Stored items
:::::

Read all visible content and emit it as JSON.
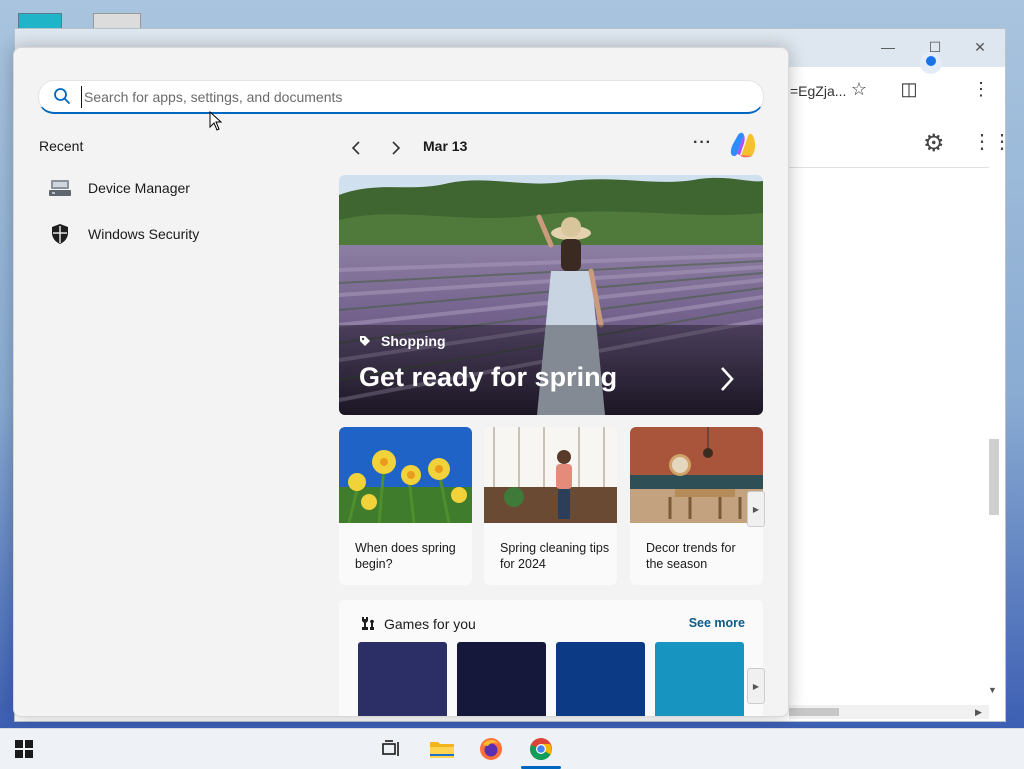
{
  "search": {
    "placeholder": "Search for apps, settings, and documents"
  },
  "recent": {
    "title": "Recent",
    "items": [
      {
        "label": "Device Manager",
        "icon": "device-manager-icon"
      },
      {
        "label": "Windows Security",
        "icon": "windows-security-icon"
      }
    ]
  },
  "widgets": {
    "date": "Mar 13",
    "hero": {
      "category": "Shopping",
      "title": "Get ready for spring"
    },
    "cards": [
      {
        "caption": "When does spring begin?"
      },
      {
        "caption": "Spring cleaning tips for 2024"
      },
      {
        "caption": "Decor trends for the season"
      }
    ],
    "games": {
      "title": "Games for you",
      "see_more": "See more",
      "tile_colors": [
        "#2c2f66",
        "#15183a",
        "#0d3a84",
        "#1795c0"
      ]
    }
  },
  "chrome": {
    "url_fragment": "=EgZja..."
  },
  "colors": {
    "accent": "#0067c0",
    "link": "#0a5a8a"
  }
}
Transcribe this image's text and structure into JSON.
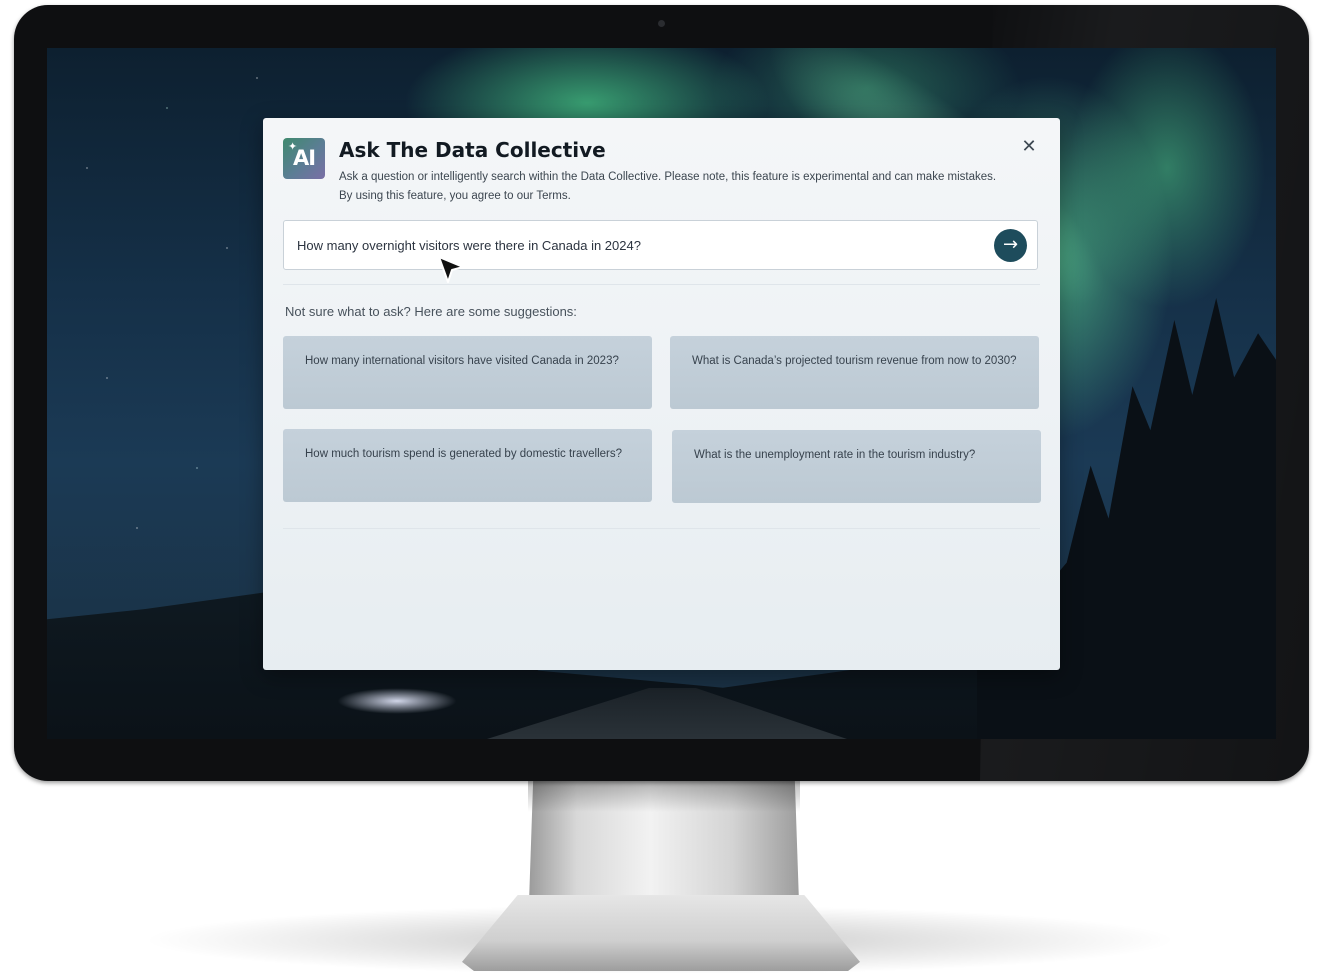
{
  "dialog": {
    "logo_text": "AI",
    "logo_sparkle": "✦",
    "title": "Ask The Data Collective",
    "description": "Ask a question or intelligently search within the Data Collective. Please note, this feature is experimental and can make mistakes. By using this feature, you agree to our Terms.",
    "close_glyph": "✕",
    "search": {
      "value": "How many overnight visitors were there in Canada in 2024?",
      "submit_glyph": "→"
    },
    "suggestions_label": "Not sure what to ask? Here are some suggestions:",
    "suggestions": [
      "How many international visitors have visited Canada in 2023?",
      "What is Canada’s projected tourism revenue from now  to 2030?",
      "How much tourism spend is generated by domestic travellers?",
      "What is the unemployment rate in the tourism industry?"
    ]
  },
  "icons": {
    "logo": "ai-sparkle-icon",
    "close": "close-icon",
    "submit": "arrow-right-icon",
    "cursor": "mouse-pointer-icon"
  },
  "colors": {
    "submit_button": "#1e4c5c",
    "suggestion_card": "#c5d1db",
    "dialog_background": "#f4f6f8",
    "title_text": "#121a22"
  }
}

:::::

Copy out the listing exactly as it stands, but not the pictures.

→ **The answer**:
Read all visible content and emit it as JSON.
{
  "search": {
    "placeholder": "Search for apps, settings, and documents"
  },
  "recent": {
    "title": "Recent",
    "items": [
      {
        "label": "Device Manager",
        "icon": "device-manager-icon"
      },
      {
        "label": "Windows Security",
        "icon": "windows-security-icon"
      }
    ]
  },
  "widgets": {
    "date": "Mar 13",
    "hero": {
      "category": "Shopping",
      "title": "Get ready for spring"
    },
    "cards": [
      {
        "caption": "When does spring begin?"
      },
      {
        "caption": "Spring cleaning tips for 2024"
      },
      {
        "caption": "Decor trends for the season"
      }
    ],
    "games": {
      "title": "Games for you",
      "see_more": "See more",
      "tile_colors": [
        "#2c2f66",
        "#15183a",
        "#0d3a84",
        "#1795c0"
      ]
    }
  },
  "chrome": {
    "url_fragment": "=EgZja..."
  },
  "colors": {
    "accent": "#0067c0",
    "link": "#0a5a8a"
  }
}
Transcribe this image's text and structure into JSON.
{
  "dialog": {
    "logo_text": "AI",
    "logo_sparkle": "✦",
    "title": "Ask The Data Collective",
    "description": "Ask a question or intelligently search within the Data Collective. Please note, this feature is experimental and can make mistakes. By using this feature, you agree to our Terms.",
    "close_glyph": "✕",
    "search": {
      "value": "How many overnight visitors were there in Canada in 2024?",
      "submit_glyph": "→"
    },
    "suggestions_label": "Not sure what to ask? Here are some suggestions:",
    "suggestions": [
      "How many international visitors have visited Canada in 2023?",
      "What is Canada’s projected tourism revenue from now  to 2030?",
      "How much tourism spend is generated by domestic travellers?",
      "What is the unemployment rate in the tourism industry?"
    ]
  },
  "icons": {
    "logo": "ai-sparkle-icon",
    "close": "close-icon",
    "submit": "arrow-right-icon",
    "cursor": "mouse-pointer-icon"
  },
  "colors": {
    "submit_button": "#1e4c5c",
    "suggestion_card": "#c5d1db",
    "dialog_background": "#f4f6f8",
    "title_text": "#121a22"
  }
}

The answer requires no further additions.